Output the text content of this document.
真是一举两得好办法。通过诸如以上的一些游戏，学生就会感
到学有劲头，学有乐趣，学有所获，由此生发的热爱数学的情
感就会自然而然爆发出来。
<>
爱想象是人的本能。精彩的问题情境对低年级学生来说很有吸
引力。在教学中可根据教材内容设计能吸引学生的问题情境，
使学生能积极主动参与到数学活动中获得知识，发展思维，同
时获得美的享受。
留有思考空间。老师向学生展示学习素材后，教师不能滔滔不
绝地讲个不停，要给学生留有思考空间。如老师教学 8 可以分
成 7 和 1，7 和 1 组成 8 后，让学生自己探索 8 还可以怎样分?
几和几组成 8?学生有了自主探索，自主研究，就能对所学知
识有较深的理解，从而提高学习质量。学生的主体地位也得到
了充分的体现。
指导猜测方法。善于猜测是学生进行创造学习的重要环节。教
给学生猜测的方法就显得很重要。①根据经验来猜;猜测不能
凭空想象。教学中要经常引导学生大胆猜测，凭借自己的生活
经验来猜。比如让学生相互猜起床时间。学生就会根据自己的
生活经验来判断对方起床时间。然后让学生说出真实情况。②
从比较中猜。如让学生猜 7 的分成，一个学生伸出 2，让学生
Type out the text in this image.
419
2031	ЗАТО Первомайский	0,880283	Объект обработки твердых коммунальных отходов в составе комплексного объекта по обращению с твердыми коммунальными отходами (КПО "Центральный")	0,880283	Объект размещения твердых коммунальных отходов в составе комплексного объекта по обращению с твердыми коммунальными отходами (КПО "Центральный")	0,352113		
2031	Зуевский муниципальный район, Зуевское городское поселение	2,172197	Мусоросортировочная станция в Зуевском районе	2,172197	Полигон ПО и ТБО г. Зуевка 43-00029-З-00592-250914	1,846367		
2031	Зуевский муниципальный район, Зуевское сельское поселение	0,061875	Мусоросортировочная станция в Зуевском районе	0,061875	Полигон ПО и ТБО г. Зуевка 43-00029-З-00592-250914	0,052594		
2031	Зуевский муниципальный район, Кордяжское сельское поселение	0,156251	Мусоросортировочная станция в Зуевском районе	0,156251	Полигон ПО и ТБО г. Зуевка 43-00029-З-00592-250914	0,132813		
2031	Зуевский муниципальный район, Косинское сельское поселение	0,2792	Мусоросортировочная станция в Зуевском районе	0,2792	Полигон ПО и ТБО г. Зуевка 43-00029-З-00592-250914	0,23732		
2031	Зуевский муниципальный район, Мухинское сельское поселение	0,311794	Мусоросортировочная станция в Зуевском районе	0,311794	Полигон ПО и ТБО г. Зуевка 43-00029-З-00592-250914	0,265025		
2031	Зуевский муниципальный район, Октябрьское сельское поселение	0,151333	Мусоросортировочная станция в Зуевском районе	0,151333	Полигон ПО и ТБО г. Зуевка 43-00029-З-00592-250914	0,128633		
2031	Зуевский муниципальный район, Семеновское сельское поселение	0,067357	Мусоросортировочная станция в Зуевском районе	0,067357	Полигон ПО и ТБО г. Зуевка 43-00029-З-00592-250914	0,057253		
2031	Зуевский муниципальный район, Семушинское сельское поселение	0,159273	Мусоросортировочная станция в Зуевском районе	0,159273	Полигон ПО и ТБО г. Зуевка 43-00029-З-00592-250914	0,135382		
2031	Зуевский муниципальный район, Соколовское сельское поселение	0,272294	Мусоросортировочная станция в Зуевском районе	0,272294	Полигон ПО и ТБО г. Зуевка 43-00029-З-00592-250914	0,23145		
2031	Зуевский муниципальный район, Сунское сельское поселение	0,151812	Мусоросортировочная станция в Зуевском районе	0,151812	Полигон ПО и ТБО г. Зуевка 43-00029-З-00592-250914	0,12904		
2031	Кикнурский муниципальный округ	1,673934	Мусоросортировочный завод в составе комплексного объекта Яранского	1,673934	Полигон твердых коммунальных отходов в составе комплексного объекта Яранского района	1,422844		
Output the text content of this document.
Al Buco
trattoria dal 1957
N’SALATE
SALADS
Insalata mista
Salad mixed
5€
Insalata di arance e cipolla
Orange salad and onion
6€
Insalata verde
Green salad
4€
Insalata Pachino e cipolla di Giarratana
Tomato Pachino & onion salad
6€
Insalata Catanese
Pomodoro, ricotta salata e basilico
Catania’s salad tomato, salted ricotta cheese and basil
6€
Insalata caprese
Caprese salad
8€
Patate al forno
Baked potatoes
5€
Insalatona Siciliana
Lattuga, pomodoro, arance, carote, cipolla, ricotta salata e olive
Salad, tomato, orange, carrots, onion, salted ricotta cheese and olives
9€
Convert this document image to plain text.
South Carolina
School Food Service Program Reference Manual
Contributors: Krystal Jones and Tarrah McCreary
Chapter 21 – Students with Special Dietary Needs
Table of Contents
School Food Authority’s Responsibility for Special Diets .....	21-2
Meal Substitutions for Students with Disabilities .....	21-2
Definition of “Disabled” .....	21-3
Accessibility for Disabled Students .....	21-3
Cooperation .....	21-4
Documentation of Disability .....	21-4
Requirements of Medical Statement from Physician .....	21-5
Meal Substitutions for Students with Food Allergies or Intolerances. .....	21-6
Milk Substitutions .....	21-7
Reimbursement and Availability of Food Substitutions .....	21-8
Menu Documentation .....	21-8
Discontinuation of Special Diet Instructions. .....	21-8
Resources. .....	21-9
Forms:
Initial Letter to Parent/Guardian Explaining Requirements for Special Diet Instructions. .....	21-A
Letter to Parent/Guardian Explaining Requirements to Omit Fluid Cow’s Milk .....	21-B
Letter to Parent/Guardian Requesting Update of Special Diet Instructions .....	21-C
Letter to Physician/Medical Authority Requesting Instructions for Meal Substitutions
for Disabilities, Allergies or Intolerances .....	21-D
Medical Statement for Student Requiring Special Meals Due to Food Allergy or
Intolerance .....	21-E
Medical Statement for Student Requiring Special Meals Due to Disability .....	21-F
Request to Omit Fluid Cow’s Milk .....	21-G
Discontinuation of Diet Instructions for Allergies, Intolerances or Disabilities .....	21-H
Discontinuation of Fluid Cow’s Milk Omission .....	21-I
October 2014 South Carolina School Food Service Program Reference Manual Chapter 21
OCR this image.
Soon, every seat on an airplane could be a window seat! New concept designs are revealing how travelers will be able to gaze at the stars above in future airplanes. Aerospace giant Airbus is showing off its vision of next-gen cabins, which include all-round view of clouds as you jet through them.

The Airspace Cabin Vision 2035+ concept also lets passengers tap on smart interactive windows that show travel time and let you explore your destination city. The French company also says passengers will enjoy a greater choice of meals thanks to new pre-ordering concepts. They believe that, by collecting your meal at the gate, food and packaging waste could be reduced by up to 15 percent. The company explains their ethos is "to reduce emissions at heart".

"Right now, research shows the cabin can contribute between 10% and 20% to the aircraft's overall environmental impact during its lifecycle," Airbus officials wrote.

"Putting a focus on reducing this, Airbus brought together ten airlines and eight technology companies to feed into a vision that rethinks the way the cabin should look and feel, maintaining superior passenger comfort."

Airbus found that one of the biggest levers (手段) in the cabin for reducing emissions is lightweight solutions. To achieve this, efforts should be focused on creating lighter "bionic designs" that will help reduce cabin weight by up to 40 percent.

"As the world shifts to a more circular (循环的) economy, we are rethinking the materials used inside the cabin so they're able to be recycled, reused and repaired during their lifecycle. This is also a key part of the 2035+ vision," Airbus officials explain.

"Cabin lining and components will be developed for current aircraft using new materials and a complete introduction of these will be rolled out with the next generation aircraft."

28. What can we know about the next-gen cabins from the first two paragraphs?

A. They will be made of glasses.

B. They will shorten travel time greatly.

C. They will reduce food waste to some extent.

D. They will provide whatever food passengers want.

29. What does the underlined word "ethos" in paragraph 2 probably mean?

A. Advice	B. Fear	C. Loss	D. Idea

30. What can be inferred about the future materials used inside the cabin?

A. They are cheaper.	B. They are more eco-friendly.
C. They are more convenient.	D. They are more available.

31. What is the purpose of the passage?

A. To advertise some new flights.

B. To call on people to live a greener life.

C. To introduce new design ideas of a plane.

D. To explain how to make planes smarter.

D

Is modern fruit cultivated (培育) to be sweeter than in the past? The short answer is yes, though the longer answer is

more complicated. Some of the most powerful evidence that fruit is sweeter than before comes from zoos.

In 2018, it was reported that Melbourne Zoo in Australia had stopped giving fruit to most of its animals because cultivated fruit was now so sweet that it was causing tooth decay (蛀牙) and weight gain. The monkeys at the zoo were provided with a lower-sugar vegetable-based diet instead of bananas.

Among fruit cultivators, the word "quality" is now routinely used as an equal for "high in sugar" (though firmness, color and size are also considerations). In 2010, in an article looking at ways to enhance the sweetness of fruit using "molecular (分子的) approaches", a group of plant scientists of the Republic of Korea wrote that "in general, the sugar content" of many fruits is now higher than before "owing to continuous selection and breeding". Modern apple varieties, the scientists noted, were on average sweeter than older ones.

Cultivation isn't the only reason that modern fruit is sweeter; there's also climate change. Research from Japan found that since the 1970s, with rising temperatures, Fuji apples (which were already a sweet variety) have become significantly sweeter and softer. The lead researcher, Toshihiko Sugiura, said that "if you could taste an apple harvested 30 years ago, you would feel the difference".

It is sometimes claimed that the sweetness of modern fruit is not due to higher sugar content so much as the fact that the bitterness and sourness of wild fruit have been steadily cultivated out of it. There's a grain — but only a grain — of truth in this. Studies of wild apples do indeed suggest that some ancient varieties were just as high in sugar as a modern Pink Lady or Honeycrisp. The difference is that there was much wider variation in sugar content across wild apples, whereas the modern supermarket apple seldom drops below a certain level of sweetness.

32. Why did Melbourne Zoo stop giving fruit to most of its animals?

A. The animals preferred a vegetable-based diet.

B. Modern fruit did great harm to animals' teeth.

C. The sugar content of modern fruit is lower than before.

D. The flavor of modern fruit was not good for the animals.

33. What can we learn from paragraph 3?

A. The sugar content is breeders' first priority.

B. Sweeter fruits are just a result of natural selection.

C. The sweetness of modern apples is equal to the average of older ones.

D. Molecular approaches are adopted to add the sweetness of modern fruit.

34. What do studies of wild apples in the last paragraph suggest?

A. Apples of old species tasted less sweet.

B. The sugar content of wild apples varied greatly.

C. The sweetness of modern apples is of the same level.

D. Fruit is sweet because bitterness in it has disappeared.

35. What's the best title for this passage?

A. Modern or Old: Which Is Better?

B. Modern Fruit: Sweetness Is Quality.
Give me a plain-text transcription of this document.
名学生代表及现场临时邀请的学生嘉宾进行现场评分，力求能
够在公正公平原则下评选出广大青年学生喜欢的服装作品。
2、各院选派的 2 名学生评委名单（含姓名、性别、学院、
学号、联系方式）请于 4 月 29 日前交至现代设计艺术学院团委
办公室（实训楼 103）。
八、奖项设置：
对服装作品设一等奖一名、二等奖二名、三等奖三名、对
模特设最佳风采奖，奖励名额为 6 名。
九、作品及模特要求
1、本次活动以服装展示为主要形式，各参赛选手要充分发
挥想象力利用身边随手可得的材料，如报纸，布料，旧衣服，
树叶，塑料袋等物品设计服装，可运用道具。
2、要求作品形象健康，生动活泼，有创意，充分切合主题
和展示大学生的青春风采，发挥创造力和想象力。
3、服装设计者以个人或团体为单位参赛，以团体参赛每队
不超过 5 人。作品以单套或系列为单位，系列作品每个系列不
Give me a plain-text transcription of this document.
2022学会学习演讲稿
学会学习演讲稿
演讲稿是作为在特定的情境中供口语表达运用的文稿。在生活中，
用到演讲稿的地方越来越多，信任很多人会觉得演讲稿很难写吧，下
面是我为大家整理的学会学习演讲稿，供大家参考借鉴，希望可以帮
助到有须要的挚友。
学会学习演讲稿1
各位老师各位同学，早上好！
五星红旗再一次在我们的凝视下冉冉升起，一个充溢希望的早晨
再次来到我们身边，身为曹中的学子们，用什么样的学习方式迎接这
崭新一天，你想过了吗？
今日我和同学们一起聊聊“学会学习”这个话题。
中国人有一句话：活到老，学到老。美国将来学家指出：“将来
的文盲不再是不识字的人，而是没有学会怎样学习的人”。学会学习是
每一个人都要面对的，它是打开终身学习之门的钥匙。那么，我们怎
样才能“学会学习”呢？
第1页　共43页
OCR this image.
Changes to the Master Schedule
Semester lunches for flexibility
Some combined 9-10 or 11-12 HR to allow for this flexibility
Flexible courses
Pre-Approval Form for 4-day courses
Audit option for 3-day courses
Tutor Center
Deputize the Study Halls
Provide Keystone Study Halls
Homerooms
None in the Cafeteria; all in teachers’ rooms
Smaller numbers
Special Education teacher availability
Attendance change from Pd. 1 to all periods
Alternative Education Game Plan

[Challenge]
Work out how many lines of the listing above include the word "Disabled". Reply with nothing but the count.

[Complete answer]
2